··· SOURCE DOCUMENT

The Agadir crisis of 1911 was again between France and Germany over Moroccan interests, but Asquith's government signalled its friendliness towards France in Lloyd George's Mansion House speech on 21 July. Late that year, the Lord President of the Council, Viscount Morley, brought the question of the communications with the French to the attention of the Cabinet. The Cabinet agreed (at Asquith's instigation) that no talks could be held that committed Britain to war, and required cabinet approval for co-ordinated military actions. Nevertheless, by 1912, the French had requested additional naval co-ordination and late in the year, the various understandings were committed to writing in an exchange of letters between Grey and French Ambassador Paul Cambon. The relationship with France disquieted some Liberal backbenchers and Asquith felt obliged to assure them that nothing had been secretly agreed that would commit Britain to war. This quieted Asquith's foreign policy critics until another naval estimates dispute erupted early in 1914.

1912

During the continuing escalation Asquith "used all his experience and authority to keep his options open" and adamantly refused to commit his government; "The worst thing we could do would be to announce to the world at the present moment that in no circumstances would we intervene." But he recognised Grey's clear commitment to Anglo-French unity and, following Russian mobilisation on 30 July, and the Kaiser's ultimatum to the Tsar on 1 August, he recognised the inevitability of war. From this point, he committed himself to participation, despite continuing Cabinet opposition; "There is a strong party reinforced by Ll George[,] Morley and Harcourt who are against any kind of intervention. Grey will never consent and I shall not separate myself from him." Also, on 2 August, he received confirmation of Tory support from Bonar Law. In one of two extraordinary Cabinets held on that Sunday, Grey informed members of the 1912 Anglo-French naval talks and Asquith secured agreement to mobilise the fleet.

1914

The invasion of Belgium by German forces, the touch paper for British intervention, saw the Kaiser's armies attempt a lightning strike through Belgium against France, while holding Russian forces on the Eastern Front. To support the French, Asquith's cabinet authorised the despatch of the British Expeditionary Force. The ensuing Battle of the Frontiers in the late summer and early autumn of 1914 saw the final halt of the German advance at the First Battle of the Marne, which established the pattern of attritional trench warfare on the Western Front that continued until 1918. This stalemate brought deepening resentment against the government, and against Asquith personally, as the population at large and the press lords in particular, blamed him for a lack of Energy in the prosecution of the war. It also created divisions within the Cabinet between the "Westerners", including Asquith, who supported the generals in believing that the key to victory lay in ever greater investment of men and munitions in France and Belgium, and the "Easterners", led by Churchill and Lloyd George, who believed that the Western Front was in a state of irreversible stasis and sought victory through action in the East. Lastly, it highlighted divisions between those politicians, and newspaper owners, who thought that military strategy and actions should be determined by the generals, and those who thought politicians should make those decisions. Asquith's view was made clear in his memoirs: "Once the governing objectives have been decided by Ministers at home—the execution should always be left to the untrammeled discretion of the commanders on the spot." Lloyd George's counter view was expressed in a letter of early 1916 in which he asked "whether I have a right to express an independent view on the War or must (be) a pure advocate of opinions expressed by my military advisers?" These divergent opinions lay behind the two great crises that would, within 14 months, see the collapse of the last ever fully Liberal administration and the advent of the first coalition, the Dardanelles Campaign and the Shell Crisis.

······
··· DATASET CONTENT

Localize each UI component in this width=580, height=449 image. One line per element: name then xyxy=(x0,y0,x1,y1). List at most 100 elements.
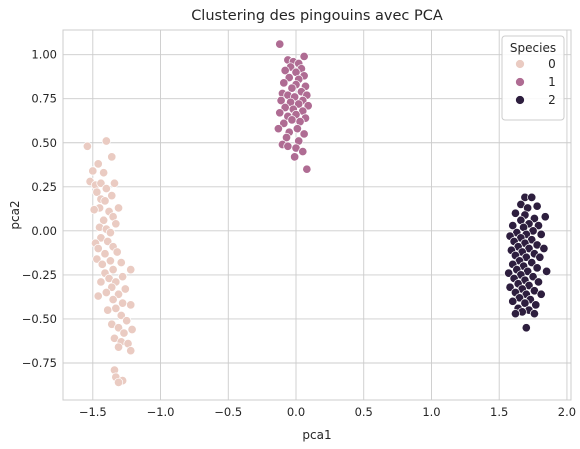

······

WHAT THIS TASK INVOLVES:
Please answer these questions from the passage on Asquith and the road to war:
(a) On what date did Lloyd George give his Mansion House speech?
(b) From whom did Asquith receive confirmation of Tory support on 2 August?
(c) Who led the "Easterners" in the Cabinet?

EXERCISE OUTPUT:
(a) 21 July (1911)
(b) Bonar Law
(c) Churchill and Lloyd George